## start Given records

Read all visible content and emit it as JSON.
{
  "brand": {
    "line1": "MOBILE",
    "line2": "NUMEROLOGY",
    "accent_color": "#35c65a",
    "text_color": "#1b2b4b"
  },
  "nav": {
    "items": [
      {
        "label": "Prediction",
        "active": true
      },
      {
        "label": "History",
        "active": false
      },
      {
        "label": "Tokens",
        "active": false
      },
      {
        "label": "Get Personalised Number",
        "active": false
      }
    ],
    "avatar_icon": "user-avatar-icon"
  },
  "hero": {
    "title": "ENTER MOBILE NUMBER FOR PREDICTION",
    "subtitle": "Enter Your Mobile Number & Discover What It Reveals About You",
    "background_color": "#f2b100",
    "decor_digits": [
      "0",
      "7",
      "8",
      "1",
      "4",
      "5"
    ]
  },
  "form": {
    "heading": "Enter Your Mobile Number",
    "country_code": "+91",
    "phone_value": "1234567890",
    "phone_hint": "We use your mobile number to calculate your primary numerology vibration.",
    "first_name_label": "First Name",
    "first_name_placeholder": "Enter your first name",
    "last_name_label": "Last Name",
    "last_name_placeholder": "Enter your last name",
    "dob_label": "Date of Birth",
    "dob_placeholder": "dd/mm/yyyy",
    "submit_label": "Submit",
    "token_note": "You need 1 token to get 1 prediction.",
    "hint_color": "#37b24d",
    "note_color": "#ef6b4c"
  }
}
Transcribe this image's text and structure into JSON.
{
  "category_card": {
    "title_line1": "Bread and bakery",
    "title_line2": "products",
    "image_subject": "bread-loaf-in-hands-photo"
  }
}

## end Given records

◆ **Goal**: Print the listing above in its entirety, with every line exact.

◆ **Complete answer**:
Read all visible content and emit it as JSON.
{
  "brand": {
    "line1": "MOBILE",
    "line2": "NUMEROLOGY",
    "accent_color": "#35c65a",
    "text_color": "#1b2b4b"
  },
  "nav": {
    "items": [
      {
        "label": "Prediction",
        "active": true
      },
      {
        "label": "History",
        "active": false
      },
      {
        "label": "Tokens",
        "active": false
      },
      {
        "label": "Get Personalised Number",
        "active": false
      }
    ],
    "avatar_icon": "user-avatar-icon"
  },
  "hero": {
    "title": "ENTER MOBILE NUMBER FOR PREDICTION",
    "subtitle": "Enter Your Mobile Number & Discover What It Reveals About You",
    "background_color": "#f2b100",
    "decor_digits": [
      "0",
      "7",
      "8",
      "1",
      "4",
      "5"
    ]
  },
  "form": {
    "heading": "Enter Your Mobile Number",
    "country_code": "+91",
    "phone_value": "1234567890",
    "phone_hint": "We use your mobile number to calculate your primary numerology vibration.",
    "first_name_label": "First Name",
    "first_name_placeholder": "Enter your first name",
    "last_name_label": "Last Name",
    "last_name_placeholder": "Enter your last name",
    "dob_label": "Date of Birth",
    "dob_placeholder": "dd/mm/yyyy",
    "submit_label": "Submit",
    "token_note": "You need 1 token to get 1 prediction.",
    "hint_color": "#37b24d",
    "note_color": "#ef6b4c"
  }
}
Transcribe this image's text and structure into JSON.
{
  "category_card": {
    "title_line1": "Bread and bakery",
    "title_line2": "products",
    "image_subject": "bread-loaf-in-hands-photo"
  }
}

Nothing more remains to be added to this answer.